* Work to be completed
Repeat the data below exactly, dropping any pictures it holds.

(Dataset records)
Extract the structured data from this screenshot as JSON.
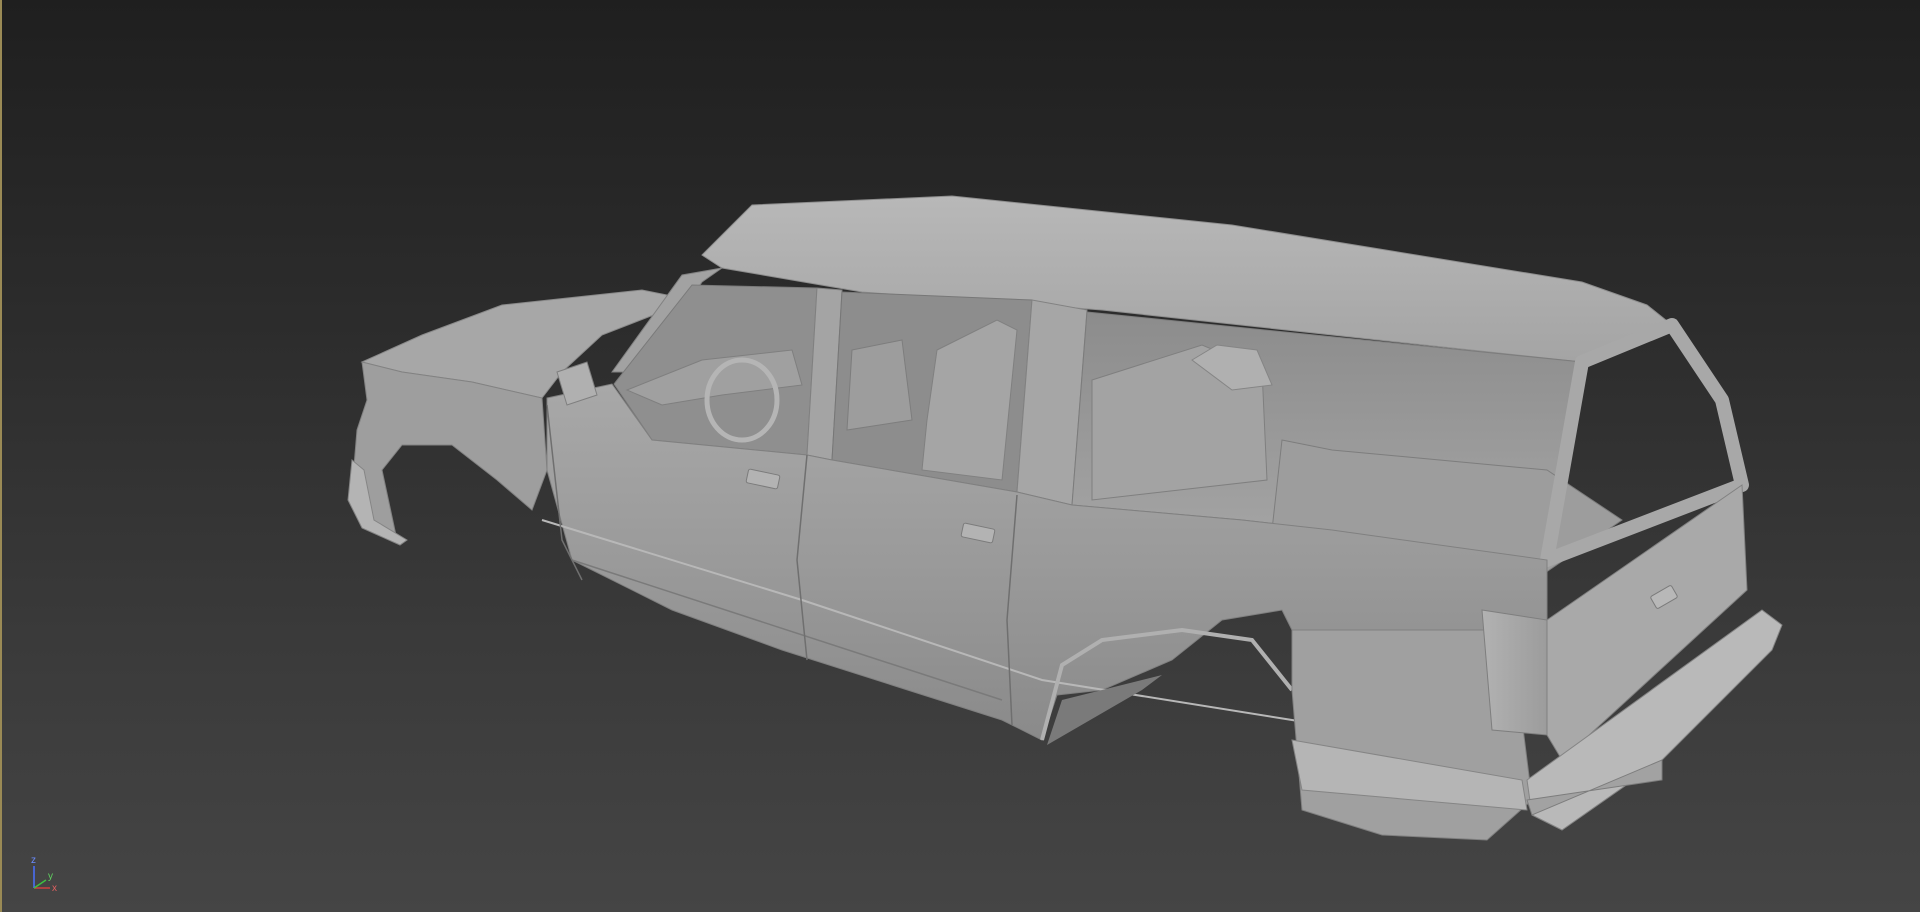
{
  "viewport": {
    "name": "3d-viewport-perspective",
    "background_top": "#1f1f1f",
    "background_bottom": "#454545",
    "border_color": "#9a8a55"
  },
  "model": {
    "shading_color": "#a9a9a9",
    "name": "suv-body-shell-model"
  },
  "axis_gizmo": {
    "x_label": "x",
    "y_label": "y",
    "z_label": "z",
    "x_color": "#d04040",
    "y_color": "#40c040",
    "z_color": "#4a70ff"
  }
}
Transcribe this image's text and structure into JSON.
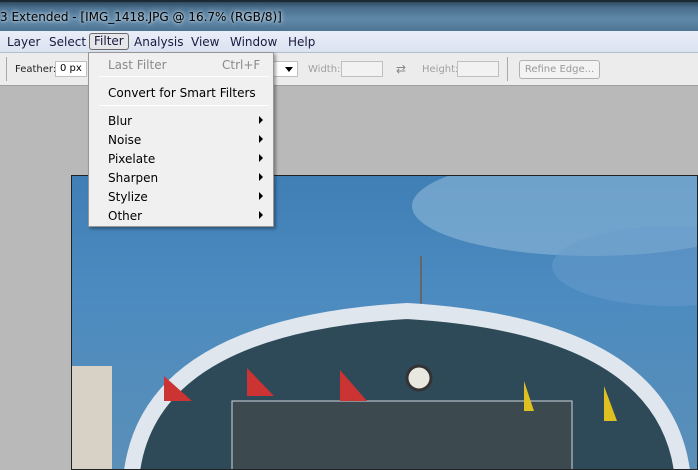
{
  "window": {
    "title": "3 Extended - [IMG_1418.JPG @ 16.7% (RGB/8)]"
  },
  "menubar": [
    "Layer",
    "Select",
    "Filter",
    "Analysis",
    "View",
    "Window",
    "Help"
  ],
  "options": {
    "feather_label": "Feather:",
    "feather_value": "0 px",
    "width_label": "Width:",
    "height_label": "Height:",
    "refine_label": "Refine Edge..."
  },
  "filter_menu": {
    "last_filter": "Last Filter",
    "last_filter_shortcut": "Ctrl+F",
    "convert": "Convert for Smart Filters",
    "submenus": [
      "Blur",
      "Noise",
      "Pixelate",
      "Sharpen",
      "Stylize",
      "Other"
    ]
  }
}
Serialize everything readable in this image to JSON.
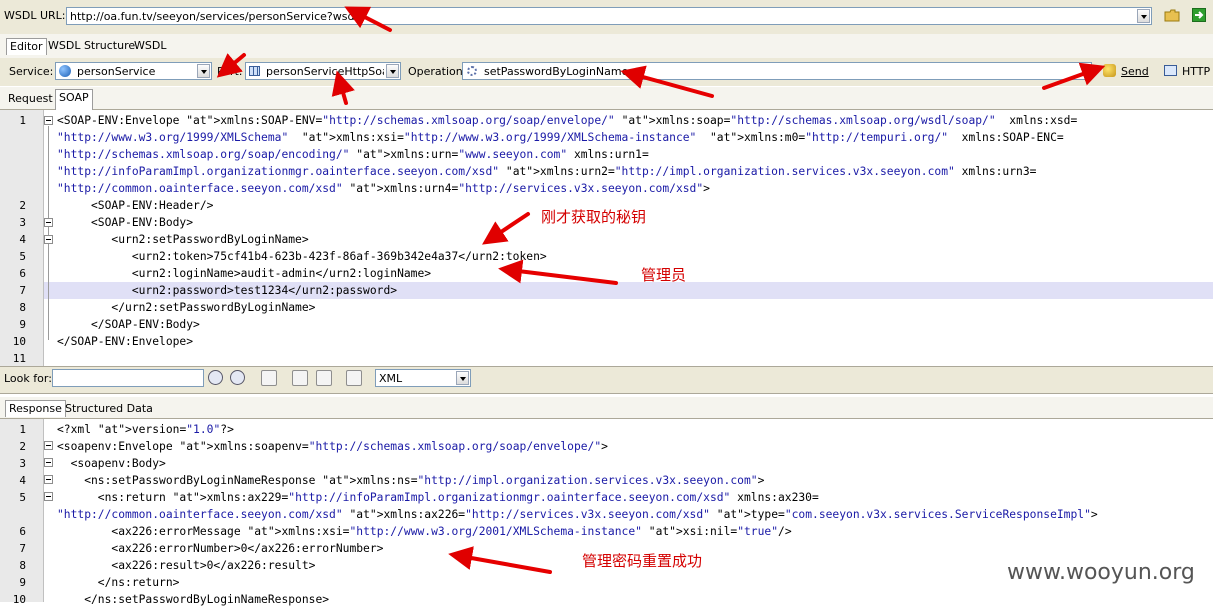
{
  "wsdl": {
    "label": "WSDL URL:",
    "value": "http://oa.fun.tv/seeyon/services/personService?wsdl"
  },
  "top_tabs": [
    "Editor",
    "WSDL Structure",
    "WSDL"
  ],
  "service": {
    "label": "Service:",
    "value": "personService"
  },
  "port": {
    "label": "Port:",
    "value": "personServiceHttpSoap"
  },
  "operation": {
    "label": "Operation:",
    "value": "setPasswordByLoginName"
  },
  "send": {
    "label": "Send"
  },
  "http": {
    "label": "HTTP B"
  },
  "req_tabs": [
    "Request",
    "SOAP"
  ],
  "request_lines": [
    {
      "n": "1",
      "t": "<SOAP-ENV:Envelope xmlns:SOAP-ENV=\"http://schemas.xmlsoap.org/soap/envelope/\" xmlns:soap=\"http://schemas.xmlsoap.org/wsdl/soap/\"  xmlns:xsd="
    },
    {
      "n": "",
      "t": "\"http://www.w3.org/1999/XMLSchema\"  xmlns:xsi=\"http://www.w3.org/1999/XMLSchema-instance\"  xmlns:m0=\"http://tempuri.org/\"  xmlns:SOAP-ENC="
    },
    {
      "n": "",
      "t": "\"http://schemas.xmlsoap.org/soap/encoding/\" xmlns:urn=\"www.seeyon.com\" xmlns:urn1="
    },
    {
      "n": "",
      "t": "\"http://infoParamImpl.organizationmgr.oainterface.seeyon.com/xsd\" xmlns:urn2=\"http://impl.organization.services.v3x.seeyon.com\" xmlns:urn3="
    },
    {
      "n": "",
      "t": "\"http://common.oainterface.seeyon.com/xsd\" xmlns:urn4=\"http://services.v3x.seeyon.com/xsd\">"
    },
    {
      "n": "2",
      "t": "     <SOAP-ENV:Header/>"
    },
    {
      "n": "3",
      "t": "     <SOAP-ENV:Body>"
    },
    {
      "n": "4",
      "t": "        <urn2:setPasswordByLoginName>"
    },
    {
      "n": "5",
      "t": "           <urn2:token>75cf41b4-623b-423f-86af-369b342e4a37</urn2:token>"
    },
    {
      "n": "6",
      "t": "           <urn2:loginName>audit-admin</urn2:loginName>"
    },
    {
      "n": "7",
      "t": "           <urn2:password>test1234</urn2:password>"
    },
    {
      "n": "8",
      "t": "        </urn2:setPasswordByLoginName>"
    },
    {
      "n": "9",
      "t": "     </SOAP-ENV:Body>"
    },
    {
      "n": "10",
      "t": "</SOAP-ENV:Envelope>"
    },
    {
      "n": "11",
      "t": ""
    }
  ],
  "lookfor": {
    "label": "Look for:",
    "value": "",
    "mode": "XML"
  },
  "resp_tabs": [
    "Response",
    "Structured Data"
  ],
  "response_lines": [
    {
      "n": "1",
      "t": "<?xml version=\"1.0\"?>"
    },
    {
      "n": "2",
      "t": "<soapenv:Envelope xmlns:soapenv=\"http://schemas.xmlsoap.org/soap/envelope/\">"
    },
    {
      "n": "3",
      "t": "  <soapenv:Body>"
    },
    {
      "n": "4",
      "t": "    <ns:setPasswordByLoginNameResponse xmlns:ns=\"http://impl.organization.services.v3x.seeyon.com\">"
    },
    {
      "n": "5",
      "t": "      <ns:return xmlns:ax229=\"http://infoParamImpl.organizationmgr.oainterface.seeyon.com/xsd\" xmlns:ax230="
    },
    {
      "n": "",
      "t": "\"http://common.oainterface.seeyon.com/xsd\" xmlns:ax226=\"http://services.v3x.seeyon.com/xsd\" type=\"com.seeyon.v3x.services.ServiceResponseImpl\">"
    },
    {
      "n": "6",
      "t": "        <ax226:errorMessage xmlns:xsi=\"http://www.w3.org/2001/XMLSchema-instance\" xsi:nil=\"true\"/>"
    },
    {
      "n": "7",
      "t": "        <ax226:errorNumber>0</ax226:errorNumber>"
    },
    {
      "n": "8",
      "t": "        <ax226:result>0</ax226:result>"
    },
    {
      "n": "9",
      "t": "      </ns:return>"
    },
    {
      "n": "10",
      "t": "    </ns:setPasswordByLoginNameResponse>"
    }
  ],
  "annotations": {
    "secret": "刚才获取的秘钥",
    "admin": "管理员",
    "reset": "管理密码重置成功"
  },
  "watermark": "www.wooyun.org"
}
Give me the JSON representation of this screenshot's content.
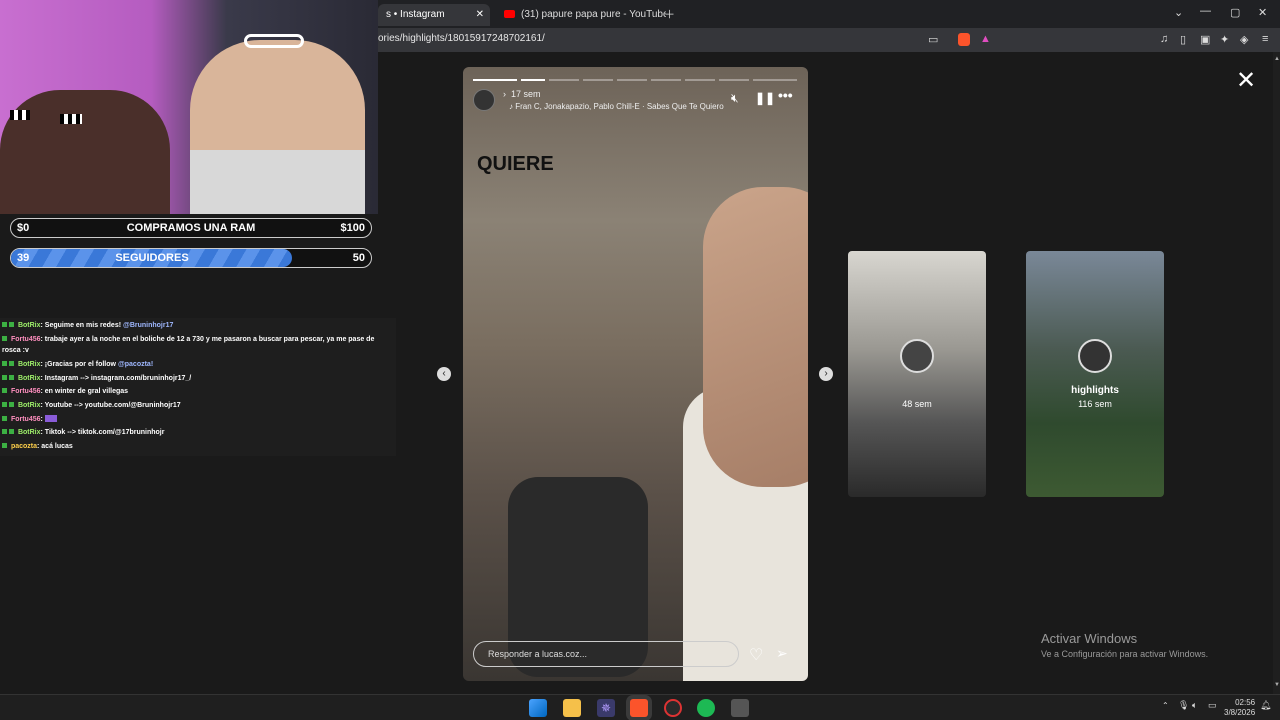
{
  "browser": {
    "tabs": [
      {
        "label": "s • Instagram"
      },
      {
        "label": "(31) papure papa pure - YouTube"
      }
    ],
    "url": "ories/highlights/18015917248702161/"
  },
  "story": {
    "time": "17 sem",
    "song": "Fran C, Jonakapazio, Pablo Chill-E · Sabes Que Te Quiero",
    "caption": "QUIERE",
    "reply_placeholder": "Responder a lucas.coz..."
  },
  "highlights": [
    {
      "time": "48 sem"
    },
    {
      "title": "highlights",
      "time": "116 sem"
    }
  ],
  "watermark": {
    "line1": "Activar Windows",
    "line2": "Ve a Configuración para activar Windows."
  },
  "stream": {
    "goal1": {
      "left": "$0",
      "label": "COMPRAMOS UNA RAM",
      "right": "$100"
    },
    "goal2": {
      "left": "39",
      "label": "SEGUIDORES",
      "right": "50",
      "progress": 0.78
    },
    "chat": [
      {
        "user": "BotRix",
        "text": ": Seguime en mis redes!",
        "mention": "@Bruninhojr17"
      },
      {
        "user": "Fortu456",
        "text": ": trabaje ayer a la noche en el boliche de 12 a 730 y me pasaron a buscar para pescar, ya me pase de"
      },
      {
        "user": "",
        "text": "rosca :v"
      },
      {
        "user": "BotRix",
        "text": ": ¡Gracias por el follow",
        "mention": "@pacozta!"
      },
      {
        "user": "BotRix",
        "text": ": Instagram --> instagram.com/bruninhojr17_/"
      },
      {
        "user": "Fortu456",
        "text": ": en winter de gral villegas"
      },
      {
        "user": "BotRix",
        "text": ": Youtube --> youtube.com/@Bruninhojr17"
      },
      {
        "user": "Fortu456",
        "text": ":"
      },
      {
        "user": "BotRix",
        "text": ": Tiktok --> tiktok.com/@17bruninhojr"
      },
      {
        "user": "pacozta",
        "text": ": acá lucas"
      }
    ]
  },
  "taskbar": {
    "time": "02:56",
    "date": "3/8/2026"
  }
}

* Result for this exercise
Extract the structured data from this screenshot as JSON.
{
  "viewport": {
    "name": "3d-viewport-perspective",
    "background_top": "#1f1f1f",
    "background_bottom": "#454545",
    "border_color": "#9a8a55"
  },
  "model": {
    "shading_color": "#a9a9a9",
    "name": "suv-body-shell-model"
  },
  "axis_gizmo": {
    "x_label": "x",
    "y_label": "y",
    "z_label": "z",
    "x_color": "#d04040",
    "y_color": "#40c040",
    "z_color": "#4a70ff"
  }
}
Transcribe this image's text and structure into JSON.
{
  "window": {
    "title": "3 Extended - [IMG_1418.JPG @ 16.7% (RGB/8)]"
  },
  "menubar": [
    "Layer",
    "Select",
    "Filter",
    "Analysis",
    "View",
    "Window",
    "Help"
  ],
  "options": {
    "feather_label": "Feather:",
    "feather_value": "0 px",
    "width_label": "Width:",
    "height_label": "Height:",
    "refine_label": "Refine Edge..."
  },
  "filter_menu": {
    "last_filter": "Last Filter",
    "last_filter_shortcut": "Ctrl+F",
    "convert": "Convert for Smart Filters",
    "submenus": [
      "Blur",
      "Noise",
      "Pixelate",
      "Sharpen",
      "Stylize",
      "Other"
    ]
  }
}
Serialize everything readable in this image to JSON.
{
  "wsdl": {
    "label": "WSDL URL:",
    "value": "http://oa.fun.tv/seeyon/services/personService?wsdl"
  },
  "top_tabs": [
    "Editor",
    "WSDL Structure",
    "WSDL"
  ],
  "service": {
    "label": "Service:",
    "value": "personService"
  },
  "port": {
    "label": "Port:",
    "value": "personServiceHttpSoap"
  },
  "operation": {
    "label": "Operation:",
    "value": "setPasswordByLoginName"
  },
  "send": {
    "label": "Send"
  },
  "http": {
    "label": "HTTP B"
  },
  "req_tabs": [
    "Request",
    "SOAP"
  ],
  "request_lines": [
    {
      "n": "1",
      "t": "<SOAP-ENV:Envelope xmlns:SOAP-ENV=\"http://schemas.xmlsoap.org/soap/envelope/\" xmlns:soap=\"http://schemas.xmlsoap.org/wsdl/soap/\"  xmlns:xsd="
    },
    {
      "n": "",
      "t": "\"http://www.w3.org/1999/XMLSchema\"  xmlns:xsi=\"http://www.w3.org/1999/XMLSchema-instance\"  xmlns:m0=\"http://tempuri.org/\"  xmlns:SOAP-ENC="
    },
    {
      "n": "",
      "t": "\"http://schemas.xmlsoap.org/soap/encoding/\" xmlns:urn=\"www.seeyon.com\" xmlns:urn1="
    },
    {
      "n": "",
      "t": "\"http://infoParamImpl.organizationmgr.oainterface.seeyon.com/xsd\" xmlns:urn2=\"http://impl.organization.services.v3x.seeyon.com\" xmlns:urn3="
    },
    {
      "n": "",
      "t": "\"http://common.oainterface.seeyon.com/xsd\" xmlns:urn4=\"http://services.v3x.seeyon.com/xsd\">"
    },
    {
      "n": "2",
      "t": "     <SOAP-ENV:Header/>"
    },
    {
      "n": "3",
      "t": "     <SOAP-ENV:Body>"
    },
    {
      "n": "4",
      "t": "        <urn2:setPasswordByLoginName>"
    },
    {
      "n": "5",
      "t": "           <urn2:token>75cf41b4-623b-423f-86af-369b342e4a37</urn2:token>"
    },
    {
      "n": "6",
      "t": "           <urn2:loginName>audit-admin</urn2:loginName>"
    },
    {
      "n": "7",
      "t": "           <urn2:password>test1234</urn2:password>"
    },
    {
      "n": "8",
      "t": "        </urn2:setPasswordByLoginName>"
    },
    {
      "n": "9",
      "t": "     </SOAP-ENV:Body>"
    },
    {
      "n": "10",
      "t": "</SOAP-ENV:Envelope>"
    },
    {
      "n": "11",
      "t": ""
    }
  ],
  "lookfor": {
    "label": "Look for:",
    "value": "",
    "mode": "XML"
  },
  "resp_tabs": [
    "Response",
    "Structured Data"
  ],
  "response_lines": [
    {
      "n": "1",
      "t": "<?xml version=\"1.0\"?>"
    },
    {
      "n": "2",
      "t": "<soapenv:Envelope xmlns:soapenv=\"http://schemas.xmlsoap.org/soap/envelope/\">"
    },
    {
      "n": "3",
      "t": "  <soapenv:Body>"
    },
    {
      "n": "4",
      "t": "    <ns:setPasswordByLoginNameResponse xmlns:ns=\"http://impl.organization.services.v3x.seeyon.com\">"
    },
    {
      "n": "5",
      "t": "      <ns:return xmlns:ax229=\"http://infoParamImpl.organizationmgr.oainterface.seeyon.com/xsd\" xmlns:ax230="
    },
    {
      "n": "",
      "t": "\"http://common.oainterface.seeyon.com/xsd\" xmlns:ax226=\"http://services.v3x.seeyon.com/xsd\" type=\"com.seeyon.v3x.services.ServiceResponseImpl\">"
    },
    {
      "n": "6",
      "t": "        <ax226:errorMessage xmlns:xsi=\"http://www.w3.org/2001/XMLSchema-instance\" xsi:nil=\"true\"/>"
    },
    {
      "n": "7",
      "t": "        <ax226:errorNumber>0</ax226:errorNumber>"
    },
    {
      "n": "8",
      "t": "        <ax226:result>0</ax226:result>"
    },
    {
      "n": "9",
      "t": "      </ns:return>"
    },
    {
      "n": "10",
      "t": "    </ns:setPasswordByLoginNameResponse>"
    }
  ],
  "annotations": {
    "secret": "刚才获取的秘钥",
    "admin": "管理员",
    "reset": "管理密码重置成功"
  },
  "watermark": "www.wooyun.org"
}
Give me the JSON representation of this screenshot's content.
{
  "browser": {
    "tabs": [
      {
        "label": "s • Instagram"
      },
      {
        "label": "(31) papure papa pure - YouTube"
      }
    ],
    "url": "ories/highlights/18015917248702161/"
  },
  "story": {
    "time": "17 sem",
    "song": "Fran C, Jonakapazio, Pablo Chill-E · Sabes Que Te Quiero",
    "caption": "QUIERE",
    "reply_placeholder": "Responder a lucas.coz..."
  },
  "highlights": [
    {
      "time": "48 sem"
    },
    {
      "title": "highlights",
      "time": "116 sem"
    }
  ],
  "watermark": {
    "line1": "Activar Windows",
    "line2": "Ve a Configuración para activar Windows."
  },
  "stream": {
    "goal1": {
      "left": "$0",
      "label": "COMPRAMOS UNA RAM",
      "right": "$100"
    },
    "goal2": {
      "left": "39",
      "label": "SEGUIDORES",
      "right": "50",
      "progress": 0.78
    },
    "chat": [
      {
        "user": "BotRix",
        "text": ": Seguime en mis redes!",
        "mention": "@Bruninhojr17"
      },
      {
        "user": "Fortu456",
        "text": ": trabaje ayer a la noche en el boliche de 12 a 730 y me pasaron a buscar para pescar, ya me pase de"
      },
      {
        "user": "",
        "text": "rosca :v"
      },
      {
        "user": "BotRix",
        "text": ": ¡Gracias por el follow",
        "mention": "@pacozta!"
      },
      {
        "user": "BotRix",
        "text": ": Instagram --> instagram.com/bruninhojr17_/"
      },
      {
        "user": "Fortu456",
        "text": ": en winter de gral villegas"
      },
      {
        "user": "BotRix",
        "text": ": Youtube --> youtube.com/@Bruninhojr17"
      },
      {
        "user": "Fortu456",
        "text": ":"
      },
      {
        "user": "BotRix",
        "text": ": Tiktok --> tiktok.com/@17bruninhojr"
      },
      {
        "user": "pacozta",
        "text": ": acá lucas"
      }
    ]
  },
  "taskbar": {
    "time": "02:56",
    "date": "3/8/2026"
  }
}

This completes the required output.